* Start *
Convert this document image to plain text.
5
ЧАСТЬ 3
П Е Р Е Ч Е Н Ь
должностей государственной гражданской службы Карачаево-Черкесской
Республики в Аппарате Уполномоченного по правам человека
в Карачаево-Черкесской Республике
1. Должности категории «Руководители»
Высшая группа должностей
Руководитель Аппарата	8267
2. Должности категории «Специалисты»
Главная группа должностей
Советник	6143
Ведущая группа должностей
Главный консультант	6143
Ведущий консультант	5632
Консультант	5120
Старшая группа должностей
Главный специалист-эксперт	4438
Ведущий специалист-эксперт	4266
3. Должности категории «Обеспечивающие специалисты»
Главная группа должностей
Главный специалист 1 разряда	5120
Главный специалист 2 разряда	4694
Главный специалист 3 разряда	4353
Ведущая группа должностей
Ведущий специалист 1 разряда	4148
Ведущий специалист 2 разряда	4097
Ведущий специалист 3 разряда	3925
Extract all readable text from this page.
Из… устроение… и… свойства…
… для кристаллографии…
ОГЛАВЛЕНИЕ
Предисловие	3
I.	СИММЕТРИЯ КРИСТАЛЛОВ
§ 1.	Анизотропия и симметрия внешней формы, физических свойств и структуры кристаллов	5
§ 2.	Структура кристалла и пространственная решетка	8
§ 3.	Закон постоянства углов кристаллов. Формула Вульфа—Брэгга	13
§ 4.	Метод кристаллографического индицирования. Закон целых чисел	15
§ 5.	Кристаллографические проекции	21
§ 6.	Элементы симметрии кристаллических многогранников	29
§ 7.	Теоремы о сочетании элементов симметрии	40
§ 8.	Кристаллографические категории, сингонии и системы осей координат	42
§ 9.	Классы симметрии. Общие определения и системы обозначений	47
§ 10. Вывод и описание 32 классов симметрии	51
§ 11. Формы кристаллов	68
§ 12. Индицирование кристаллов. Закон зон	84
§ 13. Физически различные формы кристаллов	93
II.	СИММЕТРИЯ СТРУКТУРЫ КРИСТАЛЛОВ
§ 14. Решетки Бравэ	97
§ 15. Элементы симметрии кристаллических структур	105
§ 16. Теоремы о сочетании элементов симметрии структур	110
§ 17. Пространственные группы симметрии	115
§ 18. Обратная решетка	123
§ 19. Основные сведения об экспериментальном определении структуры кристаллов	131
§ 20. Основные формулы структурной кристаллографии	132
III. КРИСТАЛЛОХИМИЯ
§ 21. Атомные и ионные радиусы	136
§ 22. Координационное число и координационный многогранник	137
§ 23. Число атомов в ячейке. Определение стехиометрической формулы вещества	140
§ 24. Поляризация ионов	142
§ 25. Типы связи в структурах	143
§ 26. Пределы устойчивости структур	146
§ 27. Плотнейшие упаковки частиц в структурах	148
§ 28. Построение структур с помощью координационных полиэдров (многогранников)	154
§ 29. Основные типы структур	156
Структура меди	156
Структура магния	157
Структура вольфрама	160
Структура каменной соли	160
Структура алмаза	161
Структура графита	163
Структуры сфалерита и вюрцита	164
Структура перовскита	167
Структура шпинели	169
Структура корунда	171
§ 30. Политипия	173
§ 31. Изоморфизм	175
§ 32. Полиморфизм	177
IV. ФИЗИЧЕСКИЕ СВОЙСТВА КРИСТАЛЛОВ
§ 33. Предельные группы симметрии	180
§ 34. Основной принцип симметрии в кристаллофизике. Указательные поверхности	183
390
* End *
#### Set exercise:
Write out every entry word for word.

#### Task output:
Convert this document image to plain text.
5
ЧАСТЬ 3
П Е Р Е Ч Е Н Ь
должностей государственной гражданской службы Карачаево-Черкесской
Республики в Аппарате Уполномоченного по правам человека
в Карачаево-Черкесской Республике
1. Должности категории «Руководители»
Высшая группа должностей
Руководитель Аппарата	8267
2. Должности категории «Специалисты»
Главная группа должностей
Советник	6143
Ведущая группа должностей
Главный консультант	6143
Ведущий консультант	5632
Консультант	5120
Старшая группа должностей
Главный специалист-эксперт	4438
Ведущий специалист-эксперт	4266
3. Должности категории «Обеспечивающие специалисты»
Главная группа должностей
Главный специалист 1 разряда	5120
Главный специалист 2 разряда	4694
Главный специалист 3 разряда	4353
Ведущая группа должностей
Ведущий специалист 1 разряда	4148
Ведущий специалист 2 разряда	4097
Ведущий специалист 3 разряда	3925
Extract all readable text from this page.
Из… устроение… и… свойства…
… для кристаллографии…
ОГЛАВЛЕНИЕ
Предисловие	3
I.	СИММЕТРИЯ КРИСТАЛЛОВ
§ 1.	Анизотропия и симметрия внешней формы, физических свойств и структуры кристаллов	5
§ 2.	Структура кристалла и пространственная решетка	8
§ 3.	Закон постоянства углов кристаллов. Формула Вульфа—Брэгга	13
§ 4.	Метод кристаллографического индицирования. Закон целых чисел	15
§ 5.	Кристаллографические проекции	21
§ 6.	Элементы симметрии кристаллических многогранников	29
§ 7.	Теоремы о сочетании элементов симметрии	40
§ 8.	Кристаллографические категории, сингонии и системы осей координат	42
§ 9.	Классы симметрии. Общие определения и системы обозначений	47
§ 10. Вывод и описание 32 классов симметрии	51
§ 11. Формы кристаллов	68
§ 12. Индицирование кристаллов. Закон зон	84
§ 13. Физически различные формы кристаллов	93
II.	СИММЕТРИЯ СТРУКТУРЫ КРИСТАЛЛОВ
§ 14. Решетки Бравэ	97
§ 15. Элементы симметрии кристаллических структур	105
§ 16. Теоремы о сочетании элементов симметрии структур	110
§ 17. Пространственные группы симметрии	115
§ 18. Обратная решетка	123
§ 19. Основные сведения об экспериментальном определении структуры кристаллов	131
§ 20. Основные формулы структурной кристаллографии	132
III. КРИСТАЛЛОХИМИЯ
§ 21. Атомные и ионные радиусы	136
§ 22. Координационное число и координационный многогранник	137
§ 23. Число атомов в ячейке. Определение стехиометрической формулы вещества	140
§ 24. Поляризация ионов	142
§ 25. Типы связи в структурах	143
§ 26. Пределы устойчивости структур	146
§ 27. Плотнейшие упаковки частиц в структурах	148
§ 28. Построение структур с помощью координационных полиэдров (многогранников)	154
§ 29. Основные типы структур	156
Структура меди	156
Структура магния	157
Структура вольфрама	160
Структура каменной соли	160
Структура алмаза	161
Структура графита	163
Структуры сфалерита и вюрцита	164
Структура перовскита	167
Структура шпинели	169
Структура корунда	171
§ 30. Политипия	173
§ 31. Изоморфизм	175
§ 32. Полиморфизм	177
IV. ФИЗИЧЕСКИЕ СВОЙСТВА КРИСТАЛЛОВ
§ 33. Предельные группы симметрии	180
§ 34. Основной принцип симметрии в кристаллофизике. Указательные поверхности	183
390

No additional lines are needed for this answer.